Description of the task
Which lines in the records below contain the word "this"? Copy each of them.

[Stored items]
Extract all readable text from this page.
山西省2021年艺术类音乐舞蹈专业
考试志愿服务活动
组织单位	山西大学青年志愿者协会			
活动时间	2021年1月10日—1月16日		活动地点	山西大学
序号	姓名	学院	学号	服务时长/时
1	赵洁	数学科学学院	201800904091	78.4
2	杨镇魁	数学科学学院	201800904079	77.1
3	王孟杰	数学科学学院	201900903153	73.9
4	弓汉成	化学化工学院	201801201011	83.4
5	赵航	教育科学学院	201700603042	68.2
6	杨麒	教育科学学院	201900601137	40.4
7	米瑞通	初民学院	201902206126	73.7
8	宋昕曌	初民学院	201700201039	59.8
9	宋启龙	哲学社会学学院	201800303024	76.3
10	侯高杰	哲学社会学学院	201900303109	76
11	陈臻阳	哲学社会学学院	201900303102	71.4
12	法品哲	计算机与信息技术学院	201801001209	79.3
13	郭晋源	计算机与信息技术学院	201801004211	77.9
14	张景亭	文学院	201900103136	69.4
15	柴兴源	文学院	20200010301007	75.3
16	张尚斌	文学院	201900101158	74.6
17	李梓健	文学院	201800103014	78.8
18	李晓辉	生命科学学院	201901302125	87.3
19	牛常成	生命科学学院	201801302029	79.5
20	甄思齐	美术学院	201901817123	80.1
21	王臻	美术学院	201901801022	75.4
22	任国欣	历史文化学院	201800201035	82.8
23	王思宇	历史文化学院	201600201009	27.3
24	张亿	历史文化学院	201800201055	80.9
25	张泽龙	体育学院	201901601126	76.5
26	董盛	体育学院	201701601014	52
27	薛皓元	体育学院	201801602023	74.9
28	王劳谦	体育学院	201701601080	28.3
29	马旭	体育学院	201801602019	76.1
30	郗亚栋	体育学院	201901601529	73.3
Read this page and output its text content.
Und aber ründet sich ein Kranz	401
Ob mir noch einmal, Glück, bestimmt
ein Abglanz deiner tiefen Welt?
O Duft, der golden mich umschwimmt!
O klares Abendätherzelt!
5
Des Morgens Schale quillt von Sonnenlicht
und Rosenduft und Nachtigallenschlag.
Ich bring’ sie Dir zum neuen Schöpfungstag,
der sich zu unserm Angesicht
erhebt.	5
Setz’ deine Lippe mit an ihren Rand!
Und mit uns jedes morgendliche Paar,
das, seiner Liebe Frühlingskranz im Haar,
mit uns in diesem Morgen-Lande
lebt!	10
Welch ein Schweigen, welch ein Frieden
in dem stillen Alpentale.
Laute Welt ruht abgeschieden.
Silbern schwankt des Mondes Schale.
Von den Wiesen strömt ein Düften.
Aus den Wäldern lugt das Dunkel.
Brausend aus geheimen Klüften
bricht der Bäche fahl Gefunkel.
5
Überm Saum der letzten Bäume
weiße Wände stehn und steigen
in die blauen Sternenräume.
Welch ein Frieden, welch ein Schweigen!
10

Exercise response
Extract all readable text from this page.
Read this page and output its text content.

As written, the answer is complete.